Stored items:
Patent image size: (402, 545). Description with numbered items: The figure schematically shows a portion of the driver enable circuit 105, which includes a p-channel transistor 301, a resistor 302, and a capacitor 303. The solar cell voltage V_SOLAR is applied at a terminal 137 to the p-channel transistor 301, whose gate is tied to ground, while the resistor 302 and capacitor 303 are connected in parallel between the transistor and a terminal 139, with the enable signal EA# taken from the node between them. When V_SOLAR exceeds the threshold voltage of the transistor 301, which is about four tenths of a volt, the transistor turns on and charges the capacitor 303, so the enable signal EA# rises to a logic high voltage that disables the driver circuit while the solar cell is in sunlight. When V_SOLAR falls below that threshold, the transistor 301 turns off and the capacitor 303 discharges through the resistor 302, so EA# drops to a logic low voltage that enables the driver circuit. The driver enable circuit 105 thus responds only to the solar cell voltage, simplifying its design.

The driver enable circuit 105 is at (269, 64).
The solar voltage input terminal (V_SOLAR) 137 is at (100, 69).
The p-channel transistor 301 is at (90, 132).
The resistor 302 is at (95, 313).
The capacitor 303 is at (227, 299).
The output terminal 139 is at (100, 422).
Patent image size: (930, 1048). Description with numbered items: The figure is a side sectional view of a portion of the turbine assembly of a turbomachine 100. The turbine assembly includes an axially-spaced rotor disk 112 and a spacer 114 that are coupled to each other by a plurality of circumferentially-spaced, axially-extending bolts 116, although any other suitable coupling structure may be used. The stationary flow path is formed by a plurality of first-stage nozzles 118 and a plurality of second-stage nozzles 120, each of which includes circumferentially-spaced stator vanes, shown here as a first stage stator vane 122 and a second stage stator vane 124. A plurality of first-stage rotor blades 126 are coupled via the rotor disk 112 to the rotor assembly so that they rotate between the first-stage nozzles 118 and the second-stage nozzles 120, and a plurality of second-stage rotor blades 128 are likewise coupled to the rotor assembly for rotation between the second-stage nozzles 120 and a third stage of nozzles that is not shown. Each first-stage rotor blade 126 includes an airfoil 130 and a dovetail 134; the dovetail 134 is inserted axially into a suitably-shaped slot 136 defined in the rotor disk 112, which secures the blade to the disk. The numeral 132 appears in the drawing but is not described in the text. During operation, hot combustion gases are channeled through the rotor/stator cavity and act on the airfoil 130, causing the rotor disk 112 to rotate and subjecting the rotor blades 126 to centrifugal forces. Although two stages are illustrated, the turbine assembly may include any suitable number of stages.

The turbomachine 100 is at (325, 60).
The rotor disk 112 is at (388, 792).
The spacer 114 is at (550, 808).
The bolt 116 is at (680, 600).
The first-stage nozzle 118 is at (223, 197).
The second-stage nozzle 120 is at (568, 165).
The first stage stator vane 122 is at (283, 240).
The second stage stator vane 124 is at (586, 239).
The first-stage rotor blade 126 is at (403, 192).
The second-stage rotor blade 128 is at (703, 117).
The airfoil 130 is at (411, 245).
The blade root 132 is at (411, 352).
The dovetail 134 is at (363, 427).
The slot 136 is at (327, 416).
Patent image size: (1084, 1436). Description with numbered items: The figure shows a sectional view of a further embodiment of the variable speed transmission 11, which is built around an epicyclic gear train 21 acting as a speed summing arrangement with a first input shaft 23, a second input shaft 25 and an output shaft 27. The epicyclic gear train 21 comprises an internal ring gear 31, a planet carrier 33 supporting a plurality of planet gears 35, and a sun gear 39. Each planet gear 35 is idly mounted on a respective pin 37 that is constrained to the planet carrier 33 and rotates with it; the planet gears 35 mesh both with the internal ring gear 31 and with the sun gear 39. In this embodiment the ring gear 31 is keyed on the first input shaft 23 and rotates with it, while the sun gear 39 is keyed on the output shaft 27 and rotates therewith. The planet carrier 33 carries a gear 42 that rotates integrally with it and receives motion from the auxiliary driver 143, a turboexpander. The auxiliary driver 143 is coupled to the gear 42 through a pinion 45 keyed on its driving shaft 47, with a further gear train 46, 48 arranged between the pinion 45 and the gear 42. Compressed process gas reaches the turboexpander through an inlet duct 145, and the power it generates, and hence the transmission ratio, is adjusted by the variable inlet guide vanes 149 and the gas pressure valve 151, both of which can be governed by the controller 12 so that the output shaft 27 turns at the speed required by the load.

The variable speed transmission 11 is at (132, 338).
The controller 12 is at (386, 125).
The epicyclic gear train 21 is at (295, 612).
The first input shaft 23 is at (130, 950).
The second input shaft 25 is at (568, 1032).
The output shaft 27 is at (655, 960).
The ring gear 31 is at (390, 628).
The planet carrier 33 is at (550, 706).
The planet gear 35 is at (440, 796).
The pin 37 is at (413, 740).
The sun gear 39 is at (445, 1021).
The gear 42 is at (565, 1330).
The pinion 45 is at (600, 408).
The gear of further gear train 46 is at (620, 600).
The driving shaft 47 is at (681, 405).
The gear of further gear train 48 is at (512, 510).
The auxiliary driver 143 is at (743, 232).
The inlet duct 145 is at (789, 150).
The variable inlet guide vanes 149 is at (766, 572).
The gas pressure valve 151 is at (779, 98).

▶ WHAT THE TASK REQUIRES
Output the lines of the listing above as a numbered list, leaving out the blank lines.

▶ THE ANSWER
1. Patent image size: (402, 545). Description with numbered items: The figure schematically shows a portion of the driver enable circuit 105, which includes a p-channel transistor 301, a resistor 302, and a capacitor 303. The solar cell voltage V_SOLAR is applied at a terminal 137 to the p-channel transistor 301, whose gate is tied to ground, while the resistor 302 and capacitor 303 are connected in parallel between the transistor and a terminal 139, with the enable signal EA# taken from the node between them. When V_SOLAR exceeds the threshold voltage of the transistor 301, which is about four tenths of a volt, the transistor turns on and charges the capacitor 303, so the enable signal EA# rises to a logic high voltage that disables the driver circuit while the solar cell is in sunlight. When V_SOLAR falls below that threshold, the transistor 301 turns off and the capacitor 303 discharges through the resistor 302, so EA# drops to a logic low voltage that enables the driver circuit. The driver enable circuit 105 thus responds only to the solar cell voltage, simplifying its design.
2. The driver enable circuit 105 is at (269, 64).
3. The solar voltage input terminal (V_SOLAR) 137 is at (100, 69).
4. The p-channel transistor 301 is at (90, 132).
5. The resistor 302 is at (95, 313).
6. The capacitor 303 is at (227, 299).
7. The output terminal 139 is at (100, 422).
8. Patent image size: (930, 1048). Description with numbered items: The figure is a side sectional view of a portion of the turbine assembly of a turbomachine 100. The turbine assembly includes an axially-spaced rotor disk 112 and a spacer 114 that are coupled to each other by a plurality of circumferentially-spaced, axially-extending bolts 116, although any other suitable coupling structure may be used. The stationary flow path is formed by a plurality of first-stage nozzles 118 and a plurality of second-stage nozzles 120, each of which includes circumferentially-spaced stator vanes, shown here as a first stage stator vane 122 and a second stage stator vane 124. A plurality of first-stage rotor blades 126 are coupled via the rotor disk 112 to the rotor assembly so that they rotate between the first-stage nozzles 118 and the second-stage nozzles 120, and a plurality of second-stage rotor blades 128 are likewise coupled to the rotor assembly for rotation between the second-stage nozzles 120 and a third stage of nozzles that is not shown. Each first-stage rotor blade 126 includes an airfoil 130 and a dovetail 134; the dovetail 134 is inserted axially into a suitably-shaped slot 136 defined in the rotor disk 112, which secures the blade to the disk. The numeral 132 appears in the drawing but is not described in the text. During operation, hot combustion gases are channeled through the rotor/stator cavity and act on the airfoil 130, causing the rotor disk 112 to rotate and subjecting the rotor blades 126 to centrifugal forces. Although two stages are illustrated, the turbine assembly may include any suitable number of stages.
9. The turbomachine 100 is at (325, 60).
10. The rotor disk 112 is at (388, 792).
11. The spacer 114 is at (550, 808).
12. The bolt 116 is at (680, 600).
13. The first-stage nozzle 118 is at (223, 197).
14. The second-stage nozzle 120 is at (568, 165).
15. The first stage stator vane 122 is at (283, 240).
16. The second stage stator vane 124 is at (586, 239).
17. The first-stage rotor blade 126 is at (403, 192).
18. The second-stage rotor blade 128 is at (703, 117).
19. The airfoil 130 is at (411, 245).
20. The blade root 132 is at (411, 352).
21. The dovetail 134 is at (363, 427).
22. The slot 136 is at (327, 416).
23. Patent image size: (1084, 1436). Description with numbered items: The figure shows a sectional view of a further embodiment of the variable speed transmission 11, which is built around an epicyclic gear train 21 acting as a speed summing arrangement with a first input shaft 23, a second input shaft 25 and an output shaft 27. The epicyclic gear train 21 comprises an internal ring gear 31, a planet carrier 33 supporting a plurality of planet gears 35, and a sun gear 39. Each planet gear 35 is idly mounted on a respective pin 37 that is constrained to the planet carrier 33 and rotates with it; the planet gears 35 mesh both with the internal ring gear 31 and with the sun gear 39. In this embodiment the ring gear 31 is keyed on the first input shaft 23 and rotates with it, while the sun gear 39 is keyed on the output shaft 27 and rotates therewith. The planet carrier 33 carries a gear 42 that rotates integrally with it and receives motion from the auxiliary driver 143, a turboexpander. The auxiliary driver 143 is coupled to the gear 42 through a pinion 45 keyed on its driving shaft 47, with a further gear train 46, 48 arranged between the pinion 45 and the gear 42. Compressed process gas reaches the turboexpander through an inlet duct 145, and the power it generates, and hence the transmission ratio, is adjusted by the variable inlet guide vanes 149 and the gas pressure valve 151, both of which can be governed by the controller 12 so that the output shaft 27 turns at the speed required by the load.
24. The variable speed transmission 11 is at (132, 338).
25. The controller 12 is at (386, 125).
26. The epicyclic gear train 21 is at (295, 612).
27. The first input shaft 23 is at (130, 950).
28. The second input shaft 25 is at (568, 1032).
29. The output shaft 27 is at (655, 960).
30. The ring gear 31 is at (390, 628).
31. The planet carrier 33 is at (550, 706).
32. The planet gear 35 is at (440, 796).
33. The pin 37 is at (413, 740).
34. The sun gear 39 is at (445, 1021).
35. The gear 42 is at (565, 1330).
36. The pinion 45 is at (600, 408).
37. The gear of further gear train 46 is at (620, 600).
38. The driving shaft 47 is at (681, 405).
39. The gear of further gear train 48 is at (512, 510).
40. The auxiliary driver 143 is at (743, 232).
41. The inlet duct 145 is at (789, 150).
42. The variable inlet guide vanes 149 is at (766, 572).
43. The gas pressure valve 151 is at (779, 98).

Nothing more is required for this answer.